[Excerpts from a figure dataset]
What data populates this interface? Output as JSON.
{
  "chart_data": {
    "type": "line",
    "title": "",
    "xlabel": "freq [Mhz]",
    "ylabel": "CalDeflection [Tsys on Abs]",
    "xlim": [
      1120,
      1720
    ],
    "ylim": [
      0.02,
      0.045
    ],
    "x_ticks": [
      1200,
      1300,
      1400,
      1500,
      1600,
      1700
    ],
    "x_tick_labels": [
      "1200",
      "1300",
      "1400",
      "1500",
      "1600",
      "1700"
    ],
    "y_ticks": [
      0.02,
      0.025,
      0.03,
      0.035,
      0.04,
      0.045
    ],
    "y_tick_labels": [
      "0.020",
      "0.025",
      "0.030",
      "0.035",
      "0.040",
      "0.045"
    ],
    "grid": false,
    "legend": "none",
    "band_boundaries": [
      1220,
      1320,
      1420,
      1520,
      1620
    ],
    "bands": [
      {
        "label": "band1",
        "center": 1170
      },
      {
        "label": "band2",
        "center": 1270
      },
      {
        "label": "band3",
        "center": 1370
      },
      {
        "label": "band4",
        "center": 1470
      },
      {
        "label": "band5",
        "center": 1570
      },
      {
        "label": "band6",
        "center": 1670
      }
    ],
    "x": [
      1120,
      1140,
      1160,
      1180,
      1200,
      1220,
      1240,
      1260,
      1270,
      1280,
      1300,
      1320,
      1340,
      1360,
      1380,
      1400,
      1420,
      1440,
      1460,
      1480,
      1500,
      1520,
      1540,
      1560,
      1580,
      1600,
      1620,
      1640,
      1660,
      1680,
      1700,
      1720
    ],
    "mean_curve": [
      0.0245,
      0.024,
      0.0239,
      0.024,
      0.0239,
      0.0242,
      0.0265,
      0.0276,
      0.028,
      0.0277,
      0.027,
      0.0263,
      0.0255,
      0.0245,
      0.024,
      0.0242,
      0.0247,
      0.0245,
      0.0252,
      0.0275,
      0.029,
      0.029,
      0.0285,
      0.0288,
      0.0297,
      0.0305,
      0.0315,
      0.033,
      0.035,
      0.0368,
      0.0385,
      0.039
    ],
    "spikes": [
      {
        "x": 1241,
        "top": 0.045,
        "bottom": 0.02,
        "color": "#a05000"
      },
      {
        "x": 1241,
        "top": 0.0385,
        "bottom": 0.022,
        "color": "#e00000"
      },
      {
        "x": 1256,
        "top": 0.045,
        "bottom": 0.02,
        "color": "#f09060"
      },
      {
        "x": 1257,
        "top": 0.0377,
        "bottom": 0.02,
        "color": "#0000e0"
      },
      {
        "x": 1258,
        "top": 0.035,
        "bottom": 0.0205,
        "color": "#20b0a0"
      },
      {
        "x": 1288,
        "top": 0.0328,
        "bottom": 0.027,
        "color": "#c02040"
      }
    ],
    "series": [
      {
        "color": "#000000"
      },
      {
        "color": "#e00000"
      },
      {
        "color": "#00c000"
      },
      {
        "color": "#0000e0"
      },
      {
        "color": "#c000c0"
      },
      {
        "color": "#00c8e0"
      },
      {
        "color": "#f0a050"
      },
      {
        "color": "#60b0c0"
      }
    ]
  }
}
---
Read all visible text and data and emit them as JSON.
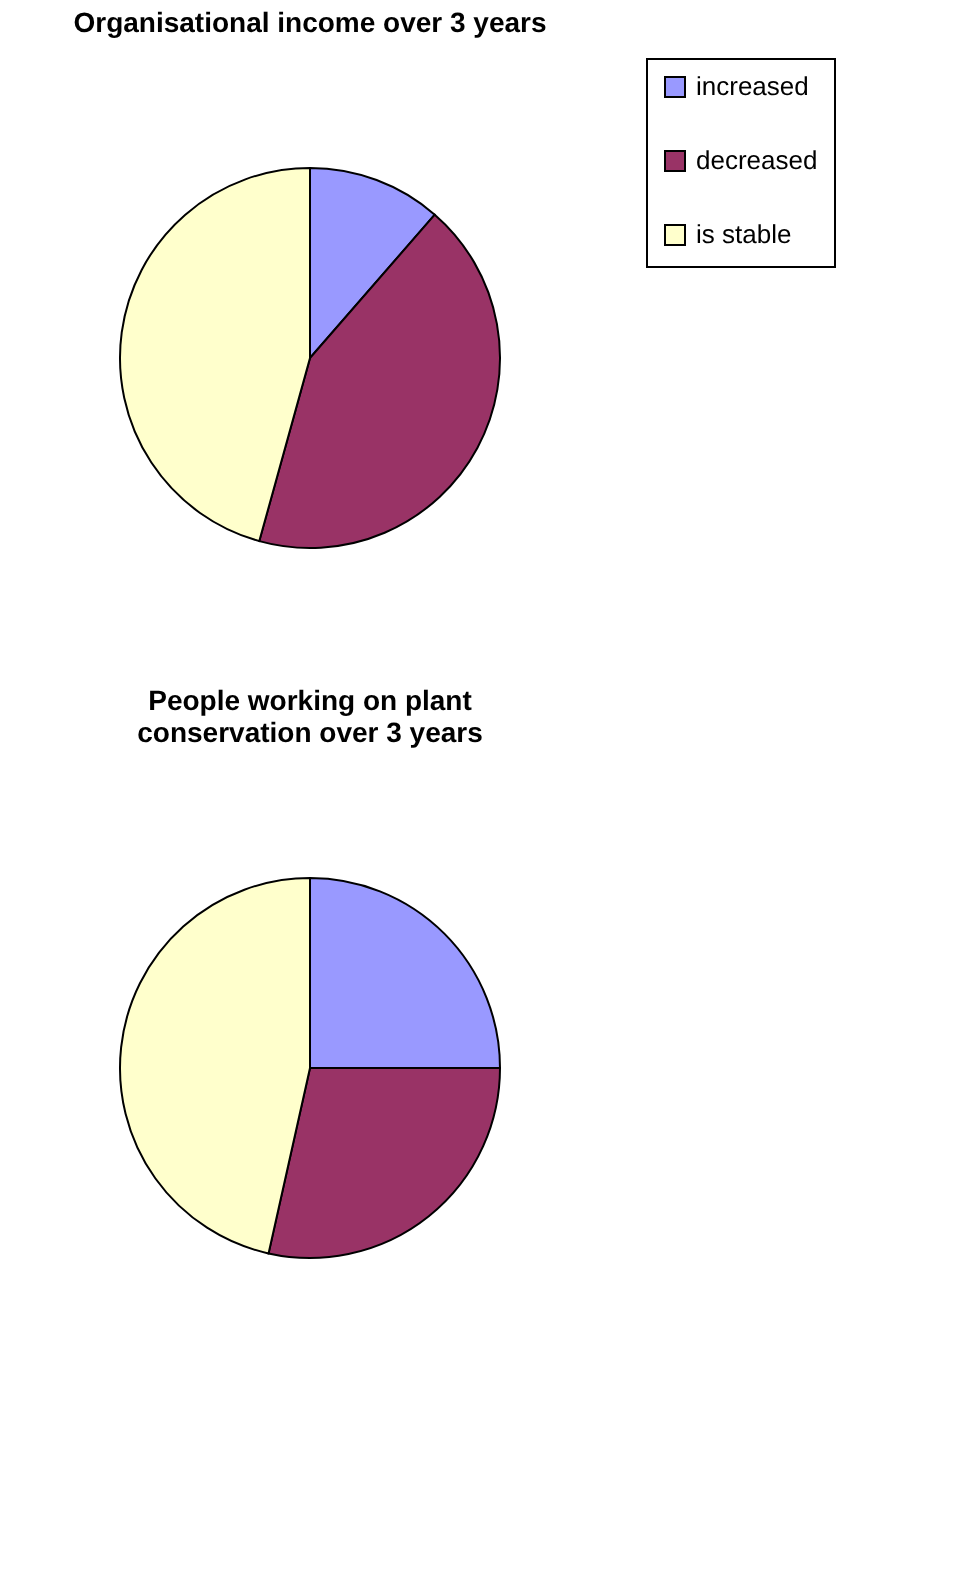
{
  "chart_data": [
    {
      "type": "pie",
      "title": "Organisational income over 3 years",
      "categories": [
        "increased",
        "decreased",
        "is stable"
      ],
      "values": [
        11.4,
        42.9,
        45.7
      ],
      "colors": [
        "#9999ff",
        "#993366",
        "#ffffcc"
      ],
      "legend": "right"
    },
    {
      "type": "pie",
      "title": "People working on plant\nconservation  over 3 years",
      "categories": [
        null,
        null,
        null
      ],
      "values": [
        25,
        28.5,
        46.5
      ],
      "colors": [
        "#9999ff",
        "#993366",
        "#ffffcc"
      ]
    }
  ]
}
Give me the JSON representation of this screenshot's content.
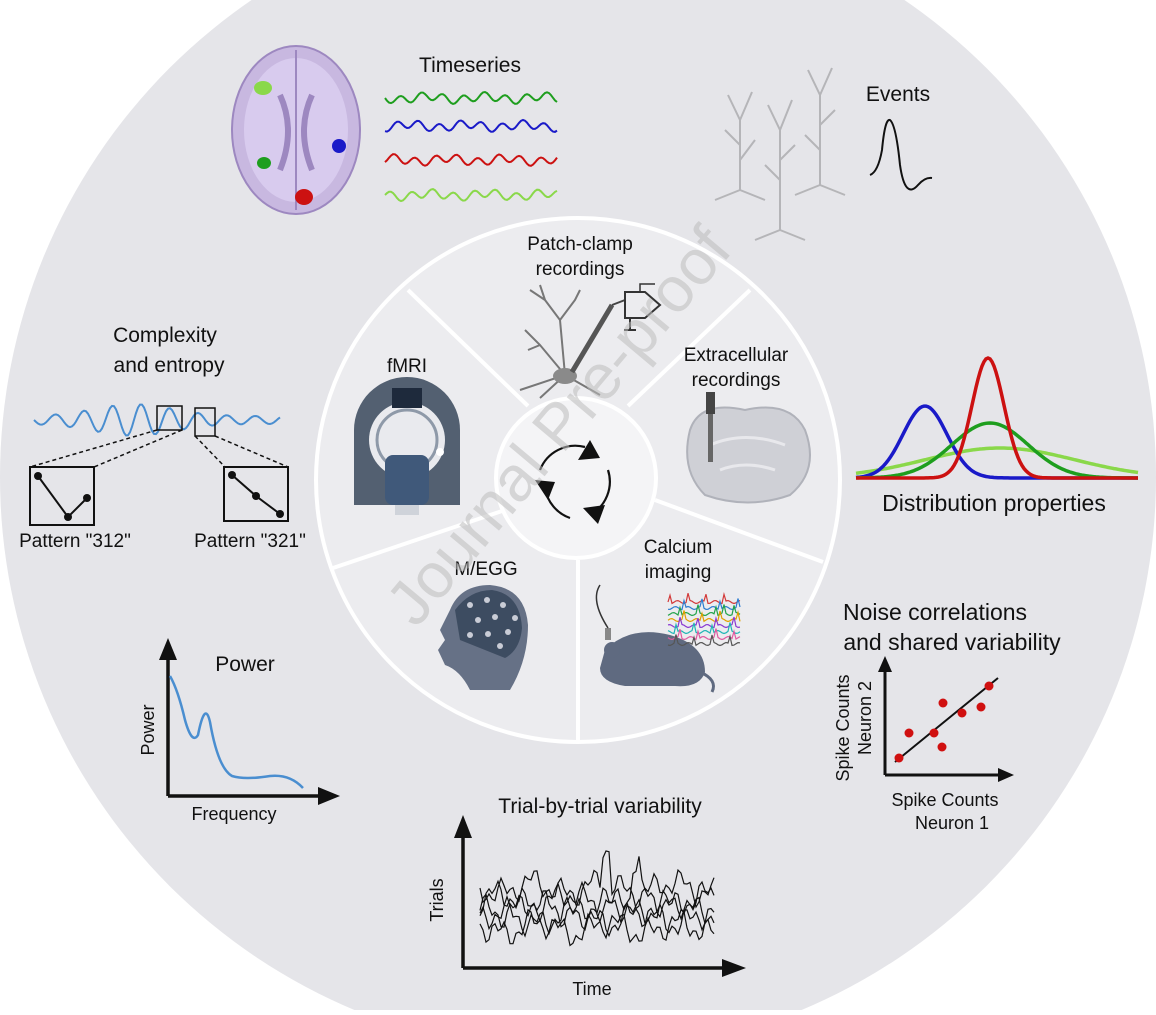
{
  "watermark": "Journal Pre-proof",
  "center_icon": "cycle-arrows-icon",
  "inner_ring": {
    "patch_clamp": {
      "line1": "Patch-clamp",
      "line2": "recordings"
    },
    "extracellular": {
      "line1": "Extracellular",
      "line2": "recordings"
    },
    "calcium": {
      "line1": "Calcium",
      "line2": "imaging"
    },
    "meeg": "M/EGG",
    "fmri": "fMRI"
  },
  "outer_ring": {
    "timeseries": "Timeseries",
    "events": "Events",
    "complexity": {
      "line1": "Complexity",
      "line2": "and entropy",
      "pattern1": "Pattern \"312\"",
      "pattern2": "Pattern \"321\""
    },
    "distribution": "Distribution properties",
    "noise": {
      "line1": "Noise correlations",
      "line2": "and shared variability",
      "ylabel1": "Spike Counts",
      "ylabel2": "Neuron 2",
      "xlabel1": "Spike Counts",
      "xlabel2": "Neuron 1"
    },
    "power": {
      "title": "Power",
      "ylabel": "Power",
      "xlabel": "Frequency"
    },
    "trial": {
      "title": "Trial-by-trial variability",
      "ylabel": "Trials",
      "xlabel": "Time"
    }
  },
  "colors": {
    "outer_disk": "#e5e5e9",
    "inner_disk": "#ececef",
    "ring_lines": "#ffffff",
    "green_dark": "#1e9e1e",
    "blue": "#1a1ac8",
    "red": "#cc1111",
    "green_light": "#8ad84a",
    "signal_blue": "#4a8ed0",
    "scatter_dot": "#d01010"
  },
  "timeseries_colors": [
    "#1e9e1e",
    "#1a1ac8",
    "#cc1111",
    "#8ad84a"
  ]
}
...
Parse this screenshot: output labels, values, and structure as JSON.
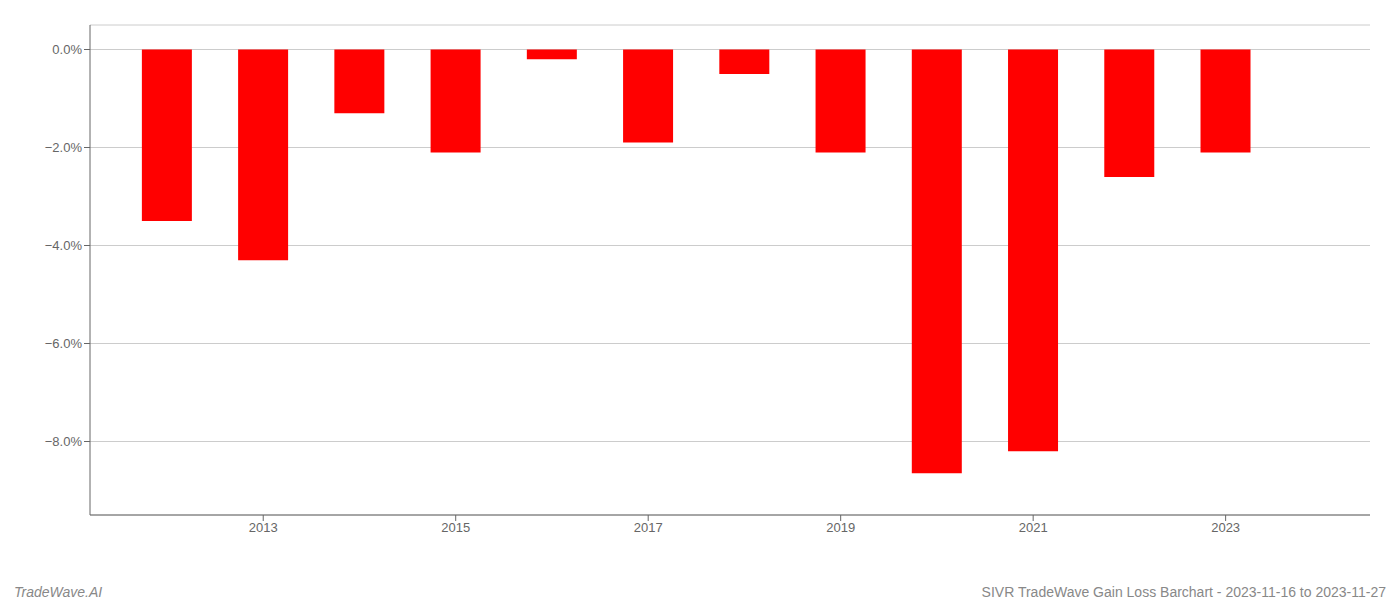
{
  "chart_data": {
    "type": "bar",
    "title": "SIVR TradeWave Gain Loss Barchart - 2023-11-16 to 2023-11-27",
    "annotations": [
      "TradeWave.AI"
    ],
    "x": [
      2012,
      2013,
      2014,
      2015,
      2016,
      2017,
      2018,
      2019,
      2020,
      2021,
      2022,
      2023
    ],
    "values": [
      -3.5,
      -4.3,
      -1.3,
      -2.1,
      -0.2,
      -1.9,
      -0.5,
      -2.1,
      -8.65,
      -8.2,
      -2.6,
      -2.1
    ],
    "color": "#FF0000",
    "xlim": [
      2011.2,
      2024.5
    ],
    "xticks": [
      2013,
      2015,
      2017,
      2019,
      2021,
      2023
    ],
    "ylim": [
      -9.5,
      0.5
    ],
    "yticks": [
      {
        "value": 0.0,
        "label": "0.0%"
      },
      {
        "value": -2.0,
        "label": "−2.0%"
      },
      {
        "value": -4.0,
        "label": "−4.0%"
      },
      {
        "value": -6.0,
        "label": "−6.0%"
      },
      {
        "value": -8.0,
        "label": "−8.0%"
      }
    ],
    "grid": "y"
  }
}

*REQUIREMENT*. Where a line holds "values", copy that line.

*REPLY*.
      "values": [
      "values": [
Parse this screenshot: output labels, values, and structure as JSON.
    "values": [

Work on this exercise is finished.